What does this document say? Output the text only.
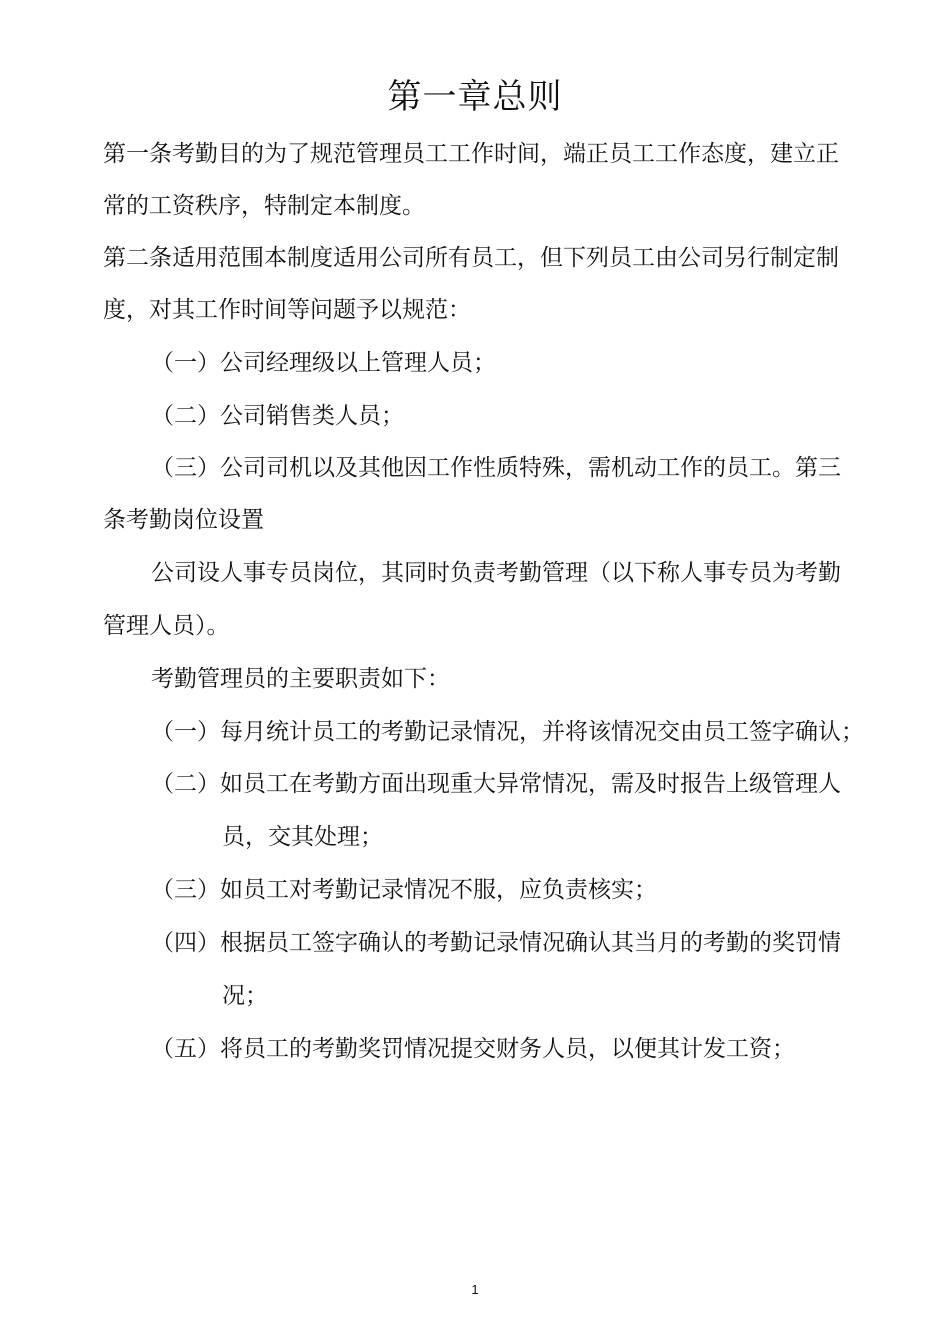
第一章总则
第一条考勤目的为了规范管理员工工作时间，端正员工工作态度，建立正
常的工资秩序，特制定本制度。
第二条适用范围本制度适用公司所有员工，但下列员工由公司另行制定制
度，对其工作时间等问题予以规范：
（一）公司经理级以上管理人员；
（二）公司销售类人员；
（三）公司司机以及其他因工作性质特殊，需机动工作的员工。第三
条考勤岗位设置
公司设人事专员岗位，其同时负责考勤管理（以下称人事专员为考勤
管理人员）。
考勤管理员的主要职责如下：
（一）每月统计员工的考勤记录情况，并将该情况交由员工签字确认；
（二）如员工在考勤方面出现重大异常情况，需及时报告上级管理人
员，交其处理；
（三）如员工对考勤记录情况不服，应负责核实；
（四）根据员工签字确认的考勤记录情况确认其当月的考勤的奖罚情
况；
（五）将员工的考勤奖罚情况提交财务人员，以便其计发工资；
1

...

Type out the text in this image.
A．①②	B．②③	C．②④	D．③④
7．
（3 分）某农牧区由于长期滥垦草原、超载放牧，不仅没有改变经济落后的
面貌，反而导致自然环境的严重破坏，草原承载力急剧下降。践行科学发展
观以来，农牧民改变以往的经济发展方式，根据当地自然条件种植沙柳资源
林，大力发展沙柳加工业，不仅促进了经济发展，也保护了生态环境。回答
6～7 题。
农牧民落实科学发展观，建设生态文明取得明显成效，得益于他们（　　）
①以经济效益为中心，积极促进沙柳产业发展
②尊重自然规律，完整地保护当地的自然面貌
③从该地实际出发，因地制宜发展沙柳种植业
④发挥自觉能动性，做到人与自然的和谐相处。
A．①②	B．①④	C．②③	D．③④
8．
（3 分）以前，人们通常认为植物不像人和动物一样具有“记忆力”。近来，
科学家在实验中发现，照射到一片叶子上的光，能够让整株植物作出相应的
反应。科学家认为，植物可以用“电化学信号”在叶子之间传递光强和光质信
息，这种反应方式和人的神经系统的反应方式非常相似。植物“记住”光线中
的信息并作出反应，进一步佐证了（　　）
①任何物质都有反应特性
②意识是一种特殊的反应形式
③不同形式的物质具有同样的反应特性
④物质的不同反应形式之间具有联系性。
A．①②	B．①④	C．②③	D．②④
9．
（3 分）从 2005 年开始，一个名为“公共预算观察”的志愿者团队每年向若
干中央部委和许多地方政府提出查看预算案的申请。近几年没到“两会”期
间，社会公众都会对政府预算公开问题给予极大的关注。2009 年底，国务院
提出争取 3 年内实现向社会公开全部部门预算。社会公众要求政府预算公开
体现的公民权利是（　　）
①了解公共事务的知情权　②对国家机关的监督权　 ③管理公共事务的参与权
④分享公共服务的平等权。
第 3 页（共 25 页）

GIVEN REQUEST -> Tally up the lines of the listing containing the word "text". Give only the total.

SOLUTION FOR THIS TASK -> 2